• WHAT YOU SHOULD DO:
Restate all of the entries exactly, dropping any pictures they hold.

— start MATERIAL PROVIDED —

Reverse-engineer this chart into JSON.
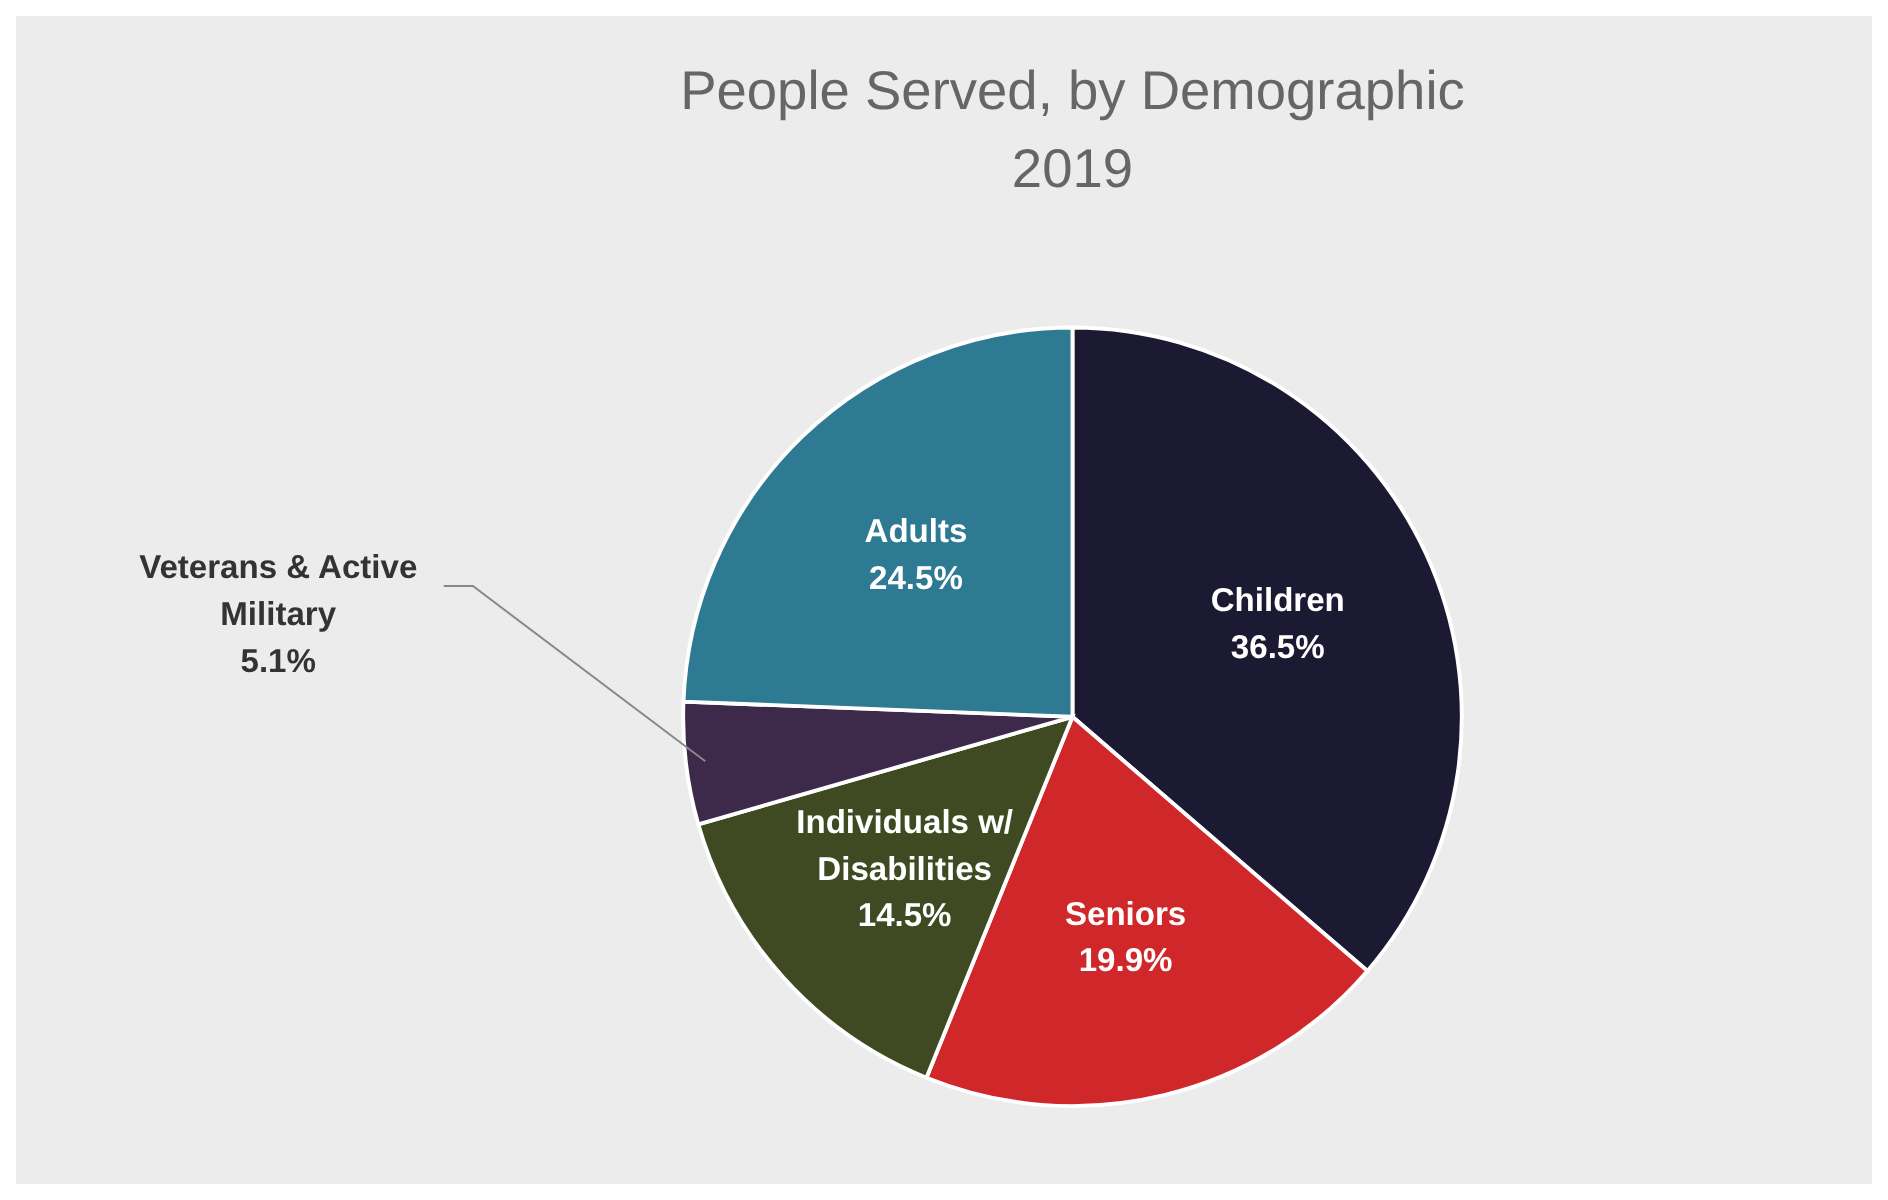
{
  "chart_data": {
    "type": "pie",
    "title": "People Served, by Demographic",
    "subtitle": "2019",
    "categories": [
      "Children",
      "Seniors",
      "Individuals w/ Disabilities",
      "Veterans & Active Military",
      "Adults"
    ],
    "values": [
      36.5,
      19.9,
      14.5,
      5.1,
      24.5
    ],
    "colors": [
      "#1c1a33",
      "#d0282a",
      "#3f4a22",
      "#3d2a4a",
      "#2e7a92"
    ],
    "value_labels": [
      "36.5%",
      "19.9%",
      "14.5%",
      "5.1%",
      "24.5%"
    ],
    "legend": false
  }
}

— end MATERIAL PROVIDED —

• ANSWER BELOW:
Reverse-engineer this chart into JSON.
{
  "chart_data": {
    "type": "pie",
    "title": "People Served, by Demographic",
    "subtitle": "2019",
    "categories": [
      "Children",
      "Seniors",
      "Individuals w/ Disabilities",
      "Veterans & Active Military",
      "Adults"
    ],
    "values": [
      36.5,
      19.9,
      14.5,
      5.1,
      24.5
    ],
    "colors": [
      "#1c1a33",
      "#d0282a",
      "#3f4a22",
      "#3d2a4a",
      "#2e7a92"
    ],
    "value_labels": [
      "36.5%",
      "19.9%",
      "14.5%",
      "5.1%",
      "24.5%"
    ],
    "legend": false
  }
}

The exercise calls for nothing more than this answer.